-- start of Records for the task --

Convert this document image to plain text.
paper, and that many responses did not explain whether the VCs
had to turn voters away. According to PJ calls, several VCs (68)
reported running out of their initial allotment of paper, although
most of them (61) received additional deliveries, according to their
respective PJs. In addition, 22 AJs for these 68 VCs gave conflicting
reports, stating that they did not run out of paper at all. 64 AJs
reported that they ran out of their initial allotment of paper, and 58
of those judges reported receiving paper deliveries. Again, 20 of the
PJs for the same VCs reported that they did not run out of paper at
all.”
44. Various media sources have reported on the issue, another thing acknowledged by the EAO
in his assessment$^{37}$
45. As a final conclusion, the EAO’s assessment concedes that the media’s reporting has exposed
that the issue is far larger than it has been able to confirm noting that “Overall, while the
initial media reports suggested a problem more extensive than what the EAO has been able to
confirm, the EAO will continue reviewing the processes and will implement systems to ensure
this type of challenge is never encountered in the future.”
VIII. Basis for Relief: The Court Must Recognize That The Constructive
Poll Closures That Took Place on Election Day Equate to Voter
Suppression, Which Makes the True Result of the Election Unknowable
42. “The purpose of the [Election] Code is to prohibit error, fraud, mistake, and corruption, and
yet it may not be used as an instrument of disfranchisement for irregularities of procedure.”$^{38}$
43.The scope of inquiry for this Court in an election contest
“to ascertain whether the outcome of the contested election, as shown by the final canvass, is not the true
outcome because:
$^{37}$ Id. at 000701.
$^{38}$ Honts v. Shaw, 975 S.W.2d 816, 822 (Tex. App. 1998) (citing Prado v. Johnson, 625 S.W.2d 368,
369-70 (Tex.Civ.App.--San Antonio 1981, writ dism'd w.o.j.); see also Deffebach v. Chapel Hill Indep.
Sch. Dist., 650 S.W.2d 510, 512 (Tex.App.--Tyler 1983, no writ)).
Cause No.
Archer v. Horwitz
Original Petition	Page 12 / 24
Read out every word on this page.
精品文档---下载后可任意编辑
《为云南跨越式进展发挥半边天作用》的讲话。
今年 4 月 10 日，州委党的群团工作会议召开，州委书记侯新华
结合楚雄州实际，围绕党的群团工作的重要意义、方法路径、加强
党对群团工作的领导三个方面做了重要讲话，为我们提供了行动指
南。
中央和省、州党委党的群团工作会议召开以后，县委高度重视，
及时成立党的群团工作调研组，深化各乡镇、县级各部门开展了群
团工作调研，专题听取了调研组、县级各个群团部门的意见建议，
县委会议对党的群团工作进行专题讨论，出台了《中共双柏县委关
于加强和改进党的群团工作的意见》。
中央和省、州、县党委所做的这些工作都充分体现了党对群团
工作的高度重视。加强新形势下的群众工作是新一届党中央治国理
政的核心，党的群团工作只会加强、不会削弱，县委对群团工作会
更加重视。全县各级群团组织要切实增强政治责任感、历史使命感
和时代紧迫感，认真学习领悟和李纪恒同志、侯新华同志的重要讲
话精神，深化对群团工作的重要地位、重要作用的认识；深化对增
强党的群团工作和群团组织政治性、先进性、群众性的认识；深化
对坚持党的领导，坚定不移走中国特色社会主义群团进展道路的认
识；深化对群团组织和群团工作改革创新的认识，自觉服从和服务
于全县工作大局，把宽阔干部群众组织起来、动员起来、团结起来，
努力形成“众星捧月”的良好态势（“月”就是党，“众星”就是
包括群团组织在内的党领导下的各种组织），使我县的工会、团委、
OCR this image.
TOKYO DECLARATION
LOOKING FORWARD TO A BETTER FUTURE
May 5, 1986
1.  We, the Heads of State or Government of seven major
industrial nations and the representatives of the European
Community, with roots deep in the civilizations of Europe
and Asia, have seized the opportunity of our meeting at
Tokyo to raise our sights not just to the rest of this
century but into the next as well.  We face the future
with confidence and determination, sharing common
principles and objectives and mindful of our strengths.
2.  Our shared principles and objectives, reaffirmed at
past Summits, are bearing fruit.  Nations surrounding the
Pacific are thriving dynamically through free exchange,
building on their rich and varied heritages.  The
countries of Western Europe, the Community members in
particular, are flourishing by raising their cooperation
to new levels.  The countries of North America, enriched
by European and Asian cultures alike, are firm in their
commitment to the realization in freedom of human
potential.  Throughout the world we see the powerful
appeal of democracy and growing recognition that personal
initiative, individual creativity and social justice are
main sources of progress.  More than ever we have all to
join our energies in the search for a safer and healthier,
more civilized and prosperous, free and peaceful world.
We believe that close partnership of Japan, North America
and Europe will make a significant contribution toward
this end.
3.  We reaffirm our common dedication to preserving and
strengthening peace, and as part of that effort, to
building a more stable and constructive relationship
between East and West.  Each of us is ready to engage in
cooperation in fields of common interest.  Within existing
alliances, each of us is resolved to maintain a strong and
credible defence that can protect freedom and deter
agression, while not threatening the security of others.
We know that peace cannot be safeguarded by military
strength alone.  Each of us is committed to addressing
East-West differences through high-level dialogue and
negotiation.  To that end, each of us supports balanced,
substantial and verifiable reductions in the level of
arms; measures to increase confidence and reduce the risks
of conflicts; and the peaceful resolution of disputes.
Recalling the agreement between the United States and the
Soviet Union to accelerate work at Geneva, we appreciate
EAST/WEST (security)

-- end of Records for the task --

#### [Problem requirements]
Go through the records and print each one exactly.

#### [Response]
Convert this document image to plain text.
paper, and that many responses did not explain whether the VCs
had to turn voters away. According to PJ calls, several VCs (68)
reported running out of their initial allotment of paper, although
most of them (61) received additional deliveries, according to their
respective PJs. In addition, 22 AJs for these 68 VCs gave conflicting
reports, stating that they did not run out of paper at all. 64 AJs
reported that they ran out of their initial allotment of paper, and 58
of those judges reported receiving paper deliveries. Again, 20 of the
PJs for the same VCs reported that they did not run out of paper at
all.”
44. Various media sources have reported on the issue, another thing acknowledged by the EAO
in his assessment$^{37}$
45. As a final conclusion, the EAO’s assessment concedes that the media’s reporting has exposed
that the issue is far larger than it has been able to confirm noting that “Overall, while the
initial media reports suggested a problem more extensive than what the EAO has been able to
confirm, the EAO will continue reviewing the processes and will implement systems to ensure
this type of challenge is never encountered in the future.”
VIII. Basis for Relief: The Court Must Recognize That The Constructive
Poll Closures That Took Place on Election Day Equate to Voter
Suppression, Which Makes the True Result of the Election Unknowable
42. “The purpose of the [Election] Code is to prohibit error, fraud, mistake, and corruption, and
yet it may not be used as an instrument of disfranchisement for irregularities of procedure.”$^{38}$
43.The scope of inquiry for this Court in an election contest
“to ascertain whether the outcome of the contested election, as shown by the final canvass, is not the true
outcome because:
$^{37}$ Id. at 000701.
$^{38}$ Honts v. Shaw, 975 S.W.2d 816, 822 (Tex. App. 1998) (citing Prado v. Johnson, 625 S.W.2d 368,
369-70 (Tex.Civ.App.--San Antonio 1981, writ dism'd w.o.j.); see also Deffebach v. Chapel Hill Indep.
Sch. Dist., 650 S.W.2d 510, 512 (Tex.App.--Tyler 1983, no writ)).
Cause No.
Archer v. Horwitz
Original Petition	Page 12 / 24
Read out every word on this page.
精品文档---下载后可任意编辑
《为云南跨越式进展发挥半边天作用》的讲话。
今年 4 月 10 日，州委党的群团工作会议召开，州委书记侯新华
结合楚雄州实际，围绕党的群团工作的重要意义、方法路径、加强
党对群团工作的领导三个方面做了重要讲话，为我们提供了行动指
南。
中央和省、州党委党的群团工作会议召开以后，县委高度重视，
及时成立党的群团工作调研组，深化各乡镇、县级各部门开展了群
团工作调研，专题听取了调研组、县级各个群团部门的意见建议，
县委会议对党的群团工作进行专题讨论，出台了《中共双柏县委关
于加强和改进党的群团工作的意见》。
中央和省、州、县党委所做的这些工作都充分体现了党对群团
工作的高度重视。加强新形势下的群众工作是新一届党中央治国理
政的核心，党的群团工作只会加强、不会削弱，县委对群团工作会
更加重视。全县各级群团组织要切实增强政治责任感、历史使命感
和时代紧迫感，认真学习领悟和李纪恒同志、侯新华同志的重要讲
话精神，深化对群团工作的重要地位、重要作用的认识；深化对增
强党的群团工作和群团组织政治性、先进性、群众性的认识；深化
对坚持党的领导，坚定不移走中国特色社会主义群团进展道路的认
识；深化对群团组织和群团工作改革创新的认识，自觉服从和服务
于全县工作大局，把宽阔干部群众组织起来、动员起来、团结起来，
努力形成“众星捧月”的良好态势（“月”就是党，“众星”就是
包括群团组织在内的党领导下的各种组织），使我县的工会、团委、
OCR this image.
TOKYO DECLARATION
LOOKING FORWARD TO A BETTER FUTURE
May 5, 1986
1.  We, the Heads of State or Government of seven major
industrial nations and the representatives of the European
Community, with roots deep in the civilizations of Europe
and Asia, have seized the opportunity of our meeting at
Tokyo to raise our sights not just to the rest of this
century but into the next as well.  We face the future
with confidence and determination, sharing common
principles and objectives and mindful of our strengths.
2.  Our shared principles and objectives, reaffirmed at
past Summits, are bearing fruit.  Nations surrounding the
Pacific are thriving dynamically through free exchange,
building on their rich and varied heritages.  The
countries of Western Europe, the Community members in
particular, are flourishing by raising their cooperation
to new levels.  The countries of North America, enriched
by European and Asian cultures alike, are firm in their
commitment to the realization in freedom of human
potential.  Throughout the world we see the powerful
appeal of democracy and growing recognition that personal
initiative, individual creativity and social justice are
main sources of progress.  More than ever we have all to
join our energies in the search for a safer and healthier,
more civilized and prosperous, free and peaceful world.
We believe that close partnership of Japan, North America
and Europe will make a significant contribution toward
this end.
3.  We reaffirm our common dedication to preserving and
strengthening peace, and as part of that effort, to
building a more stable and constructive relationship
between East and West.  Each of us is ready to engage in
cooperation in fields of common interest.  Within existing
alliances, each of us is resolved to maintain a strong and
credible defence that can protect freedom and deter
agression, while not threatening the security of others.
We know that peace cannot be safeguarded by military
strength alone.  Each of us is committed to addressing
East-West differences through high-level dialogue and
negotiation.  To that end, each of us supports balanced,
substantial and verifiable reductions in the level of
arms; measures to increase confidence and reduce the risks
of conflicts; and the peaceful resolution of disputes.
Recalling the agreement between the United States and the
Soviet Union to accelerate work at Geneva, we appreciate
EAST/WEST (security)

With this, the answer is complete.